Leave out all pictures and retype exactly the lines from the one with "What does this" through the last line of the material.

Recorded data:

┄┄┄┄┄┄┄┄┄┄┄┄┄┄┄┄┄┄┄┄

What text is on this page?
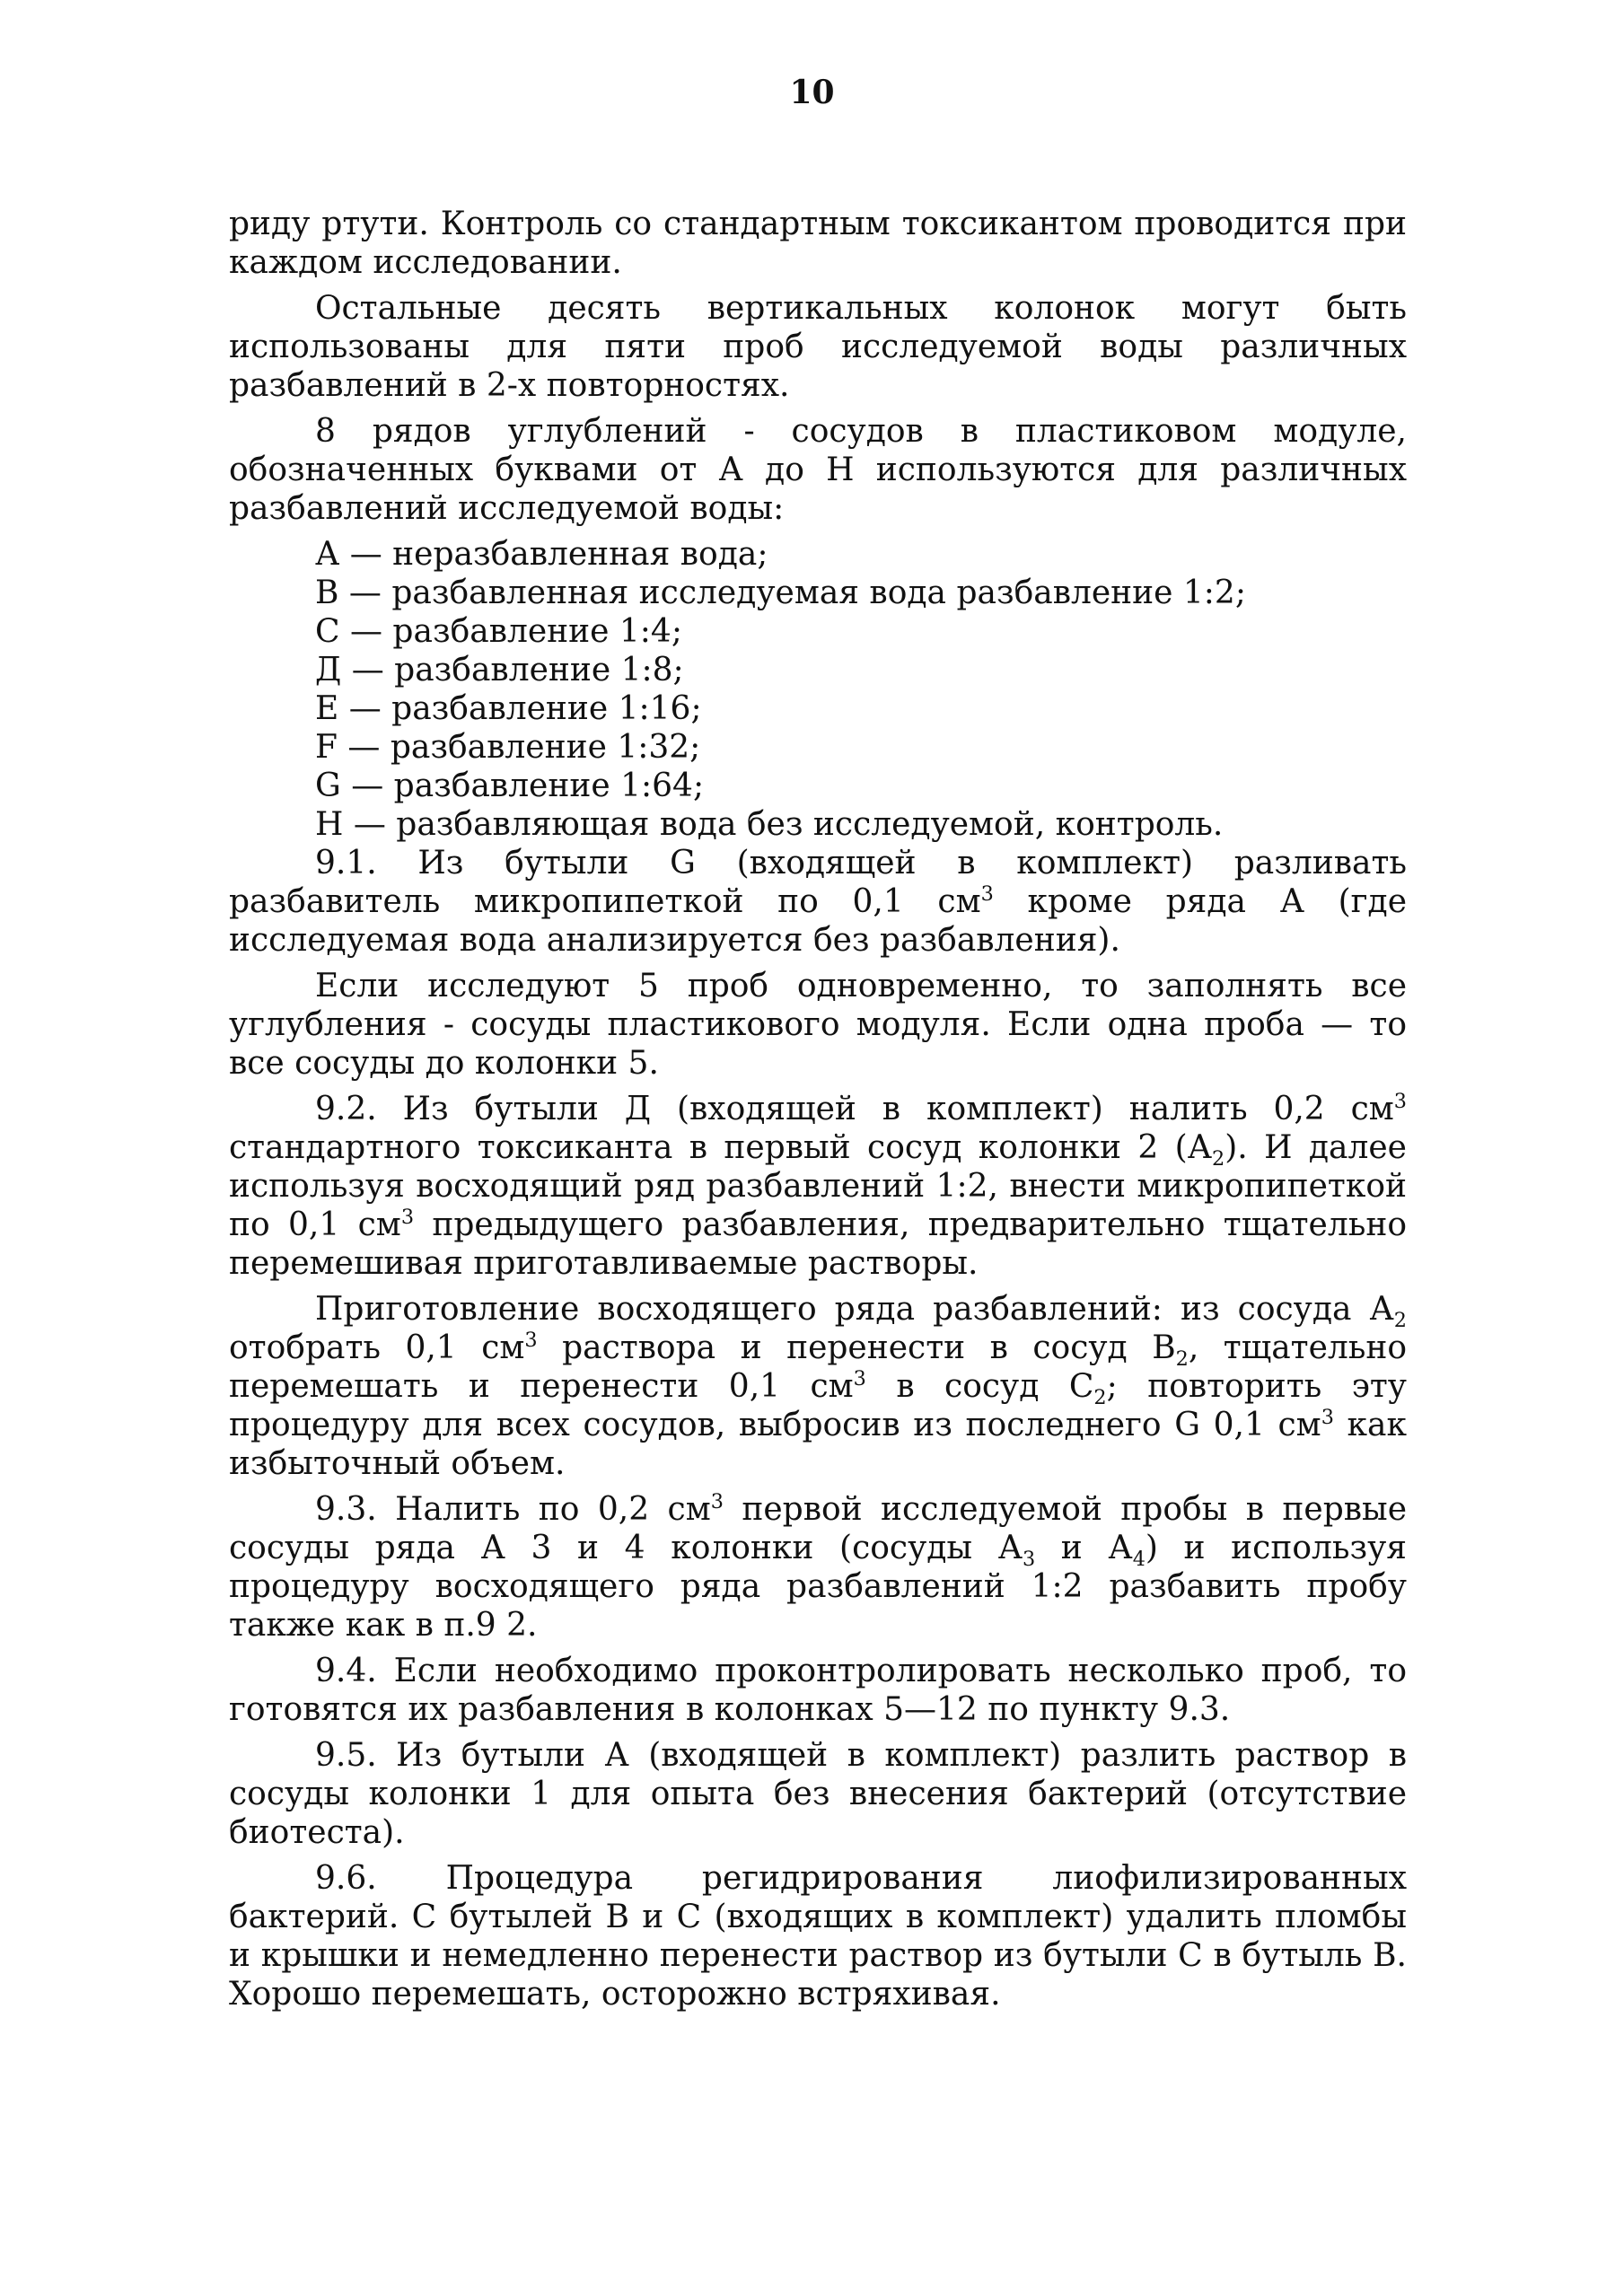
10

риду ртути. Контроль со стандартным токсикантом проводится при каждом исследовании.

Остальные десять вертикальных колонок могут быть использованы для пяти проб исследуемой воды различных разбавлений в 2-х повторностях.

8 рядов углублений - сосудов в пластиковом модуле, обозначенных буквами от А до Н используются для различных разбавлений исследуемой воды:

А — неразбавленная вода;

В — разбавленная исследуемая вода разбавление 1:2;

С — разбавление 1:4;

Д — разбавление 1:8;

Е — разбавление 1:16;

F — разбавление 1:32;

G — разбавление 1:64;

Н — разбавляющая вода без исследуемой, контроль.

9.1. Из бутыли G (входящей в комплект) разливать разбавитель микропипеткой по 0,1 $см^3$ кроме ряда А (где исследуемая вода анализируется без разбавления).

Если исследуют 5 проб одновременно, то заполнять все углубления - сосуды пластикового модуля. Если одна проба — то все сосуды до колонки 5.

9.2. Из бутыли Д (входящей в комплект) налить 0,2 $см^3$ стандартного токсиканта в первый сосуд колонки 2 $(А_2)$. И далее используя восходящий ряд разбавлений 1:2, внести микропипеткой по 0,1 $см^3$ предыдущего разбавления, предварительно тщательно перемешивая приготавливаемые растворы.

Приготовление восходящего ряда разбавлений: из сосуда $А_2$ отобрать 0,1 $см^3$ раствора и перенести в сосуд $В_2$, тщательно перемешать и перенести 0,1 $см^3$ в сосуд $С_2$; повторить эту процедуру для всех сосудов, выбросив из последнего G 0,1 $см^3$ как избыточный объем.

9.3. Налить по 0,2 $см^3$ первой исследуемой пробы в первые сосуды ряда А 3 и 4 колонки (сосуды $А_3$ и $А_4$) и используя процедуру восходящего ряда разбавлений 1:2 разбавить пробу также как в п.9 2.

9.4. Если необходимо проконтролировать несколько проб, то готовятся их разбавления в колонках 5—12 по пункту 9.3.

9.5. Из бутыли А (входящей в комплект) разлить раствор в сосуды колонки 1 для опыта без внесения бактерий (отсутствие биотеста).

9.6. Процедура регидрирования лиофилизированных бактерий. С бутылей В и С (входящих в комплект) удалить пломбы и крышки и немедленно перенести раствор из бутыли С в бутыль В. Хорошо перемешать, осторожно встряхивая.
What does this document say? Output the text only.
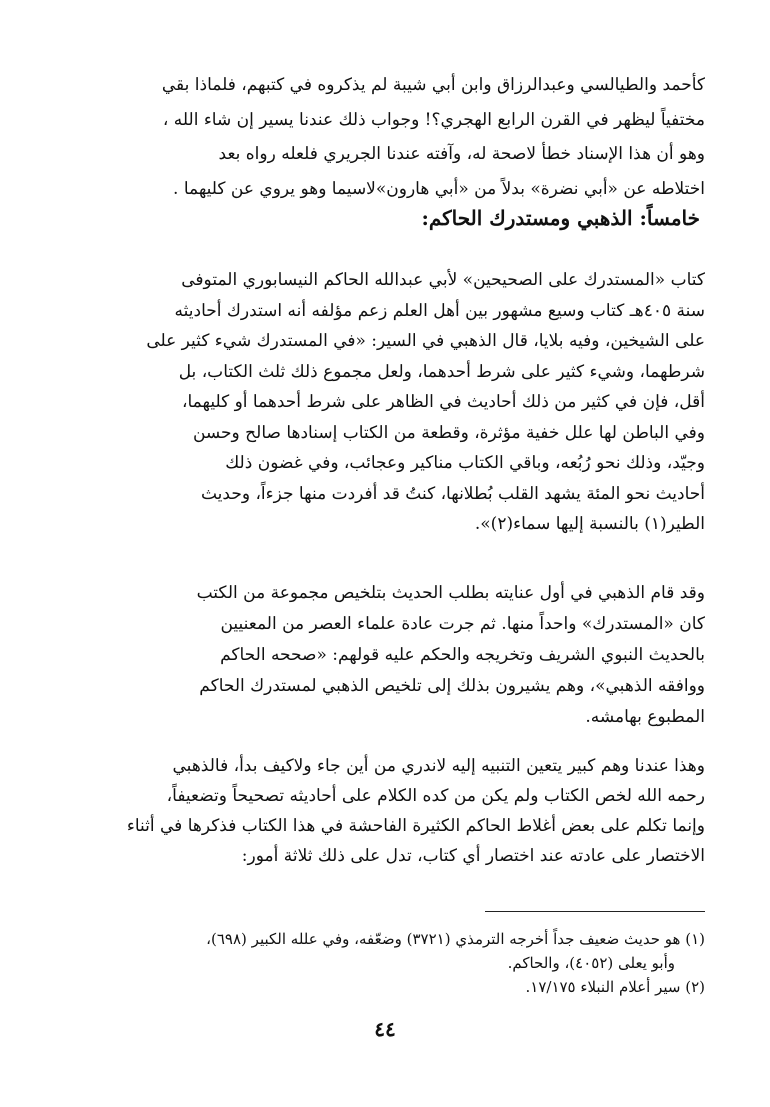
كأحمد والطيالسي وعبدالرزاق وابن أبي شيبة لم يذكروه في كتبهم، فلماذا بقي
مختفياً ليظهر في القرن الرابع الهجري؟! وجواب ذلك عندنا يسير إن شاء الله ،
وهو أن هذا الإسناد خطأ لاصحة له، وآفته عندنا الجريري فلعله رواه بعد
اختلاطه عن «أبي نضرة» بدلاً من «أبي هارون»لاسيما وهو يروي عن كليهما .
خامساً: الذهبي ومستدرك الحاكم:
كتاب «المستدرك على الصحيحين» لأبي عبدالله الحاكم النيسابوري المتوفى
سنة ٤٠٥هـ كتاب وسيع مشهور بين أهل العلم زعم مؤلفه أنه استدرك أحاديثه
على الشيخين، وفيه بلايا، قال الذهبي في السير: «في المستدرك شيء كثير على
شرطهما، وشيء كثير على شرط أحدهما، ولعل مجموع ذلك ثلث الكتاب، بل
أقل، فإن في كثير من ذلك أحاديث في الظاهر على شرط أحدهما أو كليهما،
وفي الباطن لها علل خفية مؤثرة، وقطعة من الكتاب إسنادها صالح وحسن
وجيّد، وذلك نحو رُبُعه، وباقي الكتاب مناكير وعجائب، وفي غضون ذلك
أحاديث نحو المئة يشهد القلب بُطلانها، كنتُ قد أفردت منها جزءاً، وحديث
الطير(١) بالنسبة إليها سماء(٢)».
وقد قام الذهبي في أول عنايته بطلب الحديث بتلخيص مجموعة من الكتب
كان «المستدرك» واحداً منها. ثم جرت عادة علماء العصر من المعنيين
بالحديث النبوي الشريف وتخريجه والحكم عليه قولهم: «صححه الحاكم
ووافقه الذهبي»، وهم يشيرون بذلك إلى تلخيص الذهبي لمستدرك الحاكم
المطبوع بهامشه.
وهذا عندنا وهم كبير يتعين التنبيه إليه لاندري من أين جاء ولاكيف بدأ، فالذهبي
رحمه الله لخص الكتاب ولم يكن من كده الكلام على أحاديثه تصحيحاً وتضعيفاً،
وإنما تكلم على بعض أغلاط الحاكم الكثيرة الفاحشة في هذا الكتاب فذكرها في أثناء
الاختصار على عادته عند اختصار أي كتاب، تدل على ذلك ثلاثة أمور:
(١) هو حديث ضعيف جداً أخرجه الترمذي (٣٧٢١) وضعّفه، وفي علله الكبير (٦٩٨)،
وأبو يعلى (٤٠٥٢)، والحاكم.
(٢) سير أعلام النبلاء ١٧/١٧٥.
٤٤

┄┄┄┄┄┄┄┄┄┄┄┄┄┄┄┄┄┄┄┄

> [RESULT]
What does this document say? Output the text only.
كأحمد والطيالسي وعبدالرزاق وابن أبي شيبة لم يذكروه في كتبهم، فلماذا بقي
مختفياً ليظهر في القرن الرابع الهجري؟! وجواب ذلك عندنا يسير إن شاء الله ،
وهو أن هذا الإسناد خطأ لاصحة له، وآفته عندنا الجريري فلعله رواه بعد
اختلاطه عن «أبي نضرة» بدلاً من «أبي هارون»لاسيما وهو يروي عن كليهما .
خامساً: الذهبي ومستدرك الحاكم:
كتاب «المستدرك على الصحيحين» لأبي عبدالله الحاكم النيسابوري المتوفى
سنة ٤٠٥هـ كتاب وسيع مشهور بين أهل العلم زعم مؤلفه أنه استدرك أحاديثه
على الشيخين، وفيه بلايا، قال الذهبي في السير: «في المستدرك شيء كثير على
شرطهما، وشيء كثير على شرط أحدهما، ولعل مجموع ذلك ثلث الكتاب، بل
أقل، فإن في كثير من ذلك أحاديث في الظاهر على شرط أحدهما أو كليهما،
وفي الباطن لها علل خفية مؤثرة، وقطعة من الكتاب إسنادها صالح وحسن
وجيّد، وذلك نحو رُبُعه، وباقي الكتاب مناكير وعجائب، وفي غضون ذلك
أحاديث نحو المئة يشهد القلب بُطلانها، كنتُ قد أفردت منها جزءاً، وحديث
الطير(١) بالنسبة إليها سماء(٢)».
وقد قام الذهبي في أول عنايته بطلب الحديث بتلخيص مجموعة من الكتب
كان «المستدرك» واحداً منها. ثم جرت عادة علماء العصر من المعنيين
بالحديث النبوي الشريف وتخريجه والحكم عليه قولهم: «صححه الحاكم
ووافقه الذهبي»، وهم يشيرون بذلك إلى تلخيص الذهبي لمستدرك الحاكم
المطبوع بهامشه.
وهذا عندنا وهم كبير يتعين التنبيه إليه لاندري من أين جاء ولاكيف بدأ، فالذهبي
رحمه الله لخص الكتاب ولم يكن من كده الكلام على أحاديثه تصحيحاً وتضعيفاً،
وإنما تكلم على بعض أغلاط الحاكم الكثيرة الفاحشة في هذا الكتاب فذكرها في أثناء
الاختصار على عادته عند اختصار أي كتاب، تدل على ذلك ثلاثة أمور:
(١) هو حديث ضعيف جداً أخرجه الترمذي (٣٧٢١) وضعّفه، وفي علله الكبير (٦٩٨)،
وأبو يعلى (٤٠٥٢)، والحاكم.
(٢) سير أعلام النبلاء ١٧/١٧٥.
٤٤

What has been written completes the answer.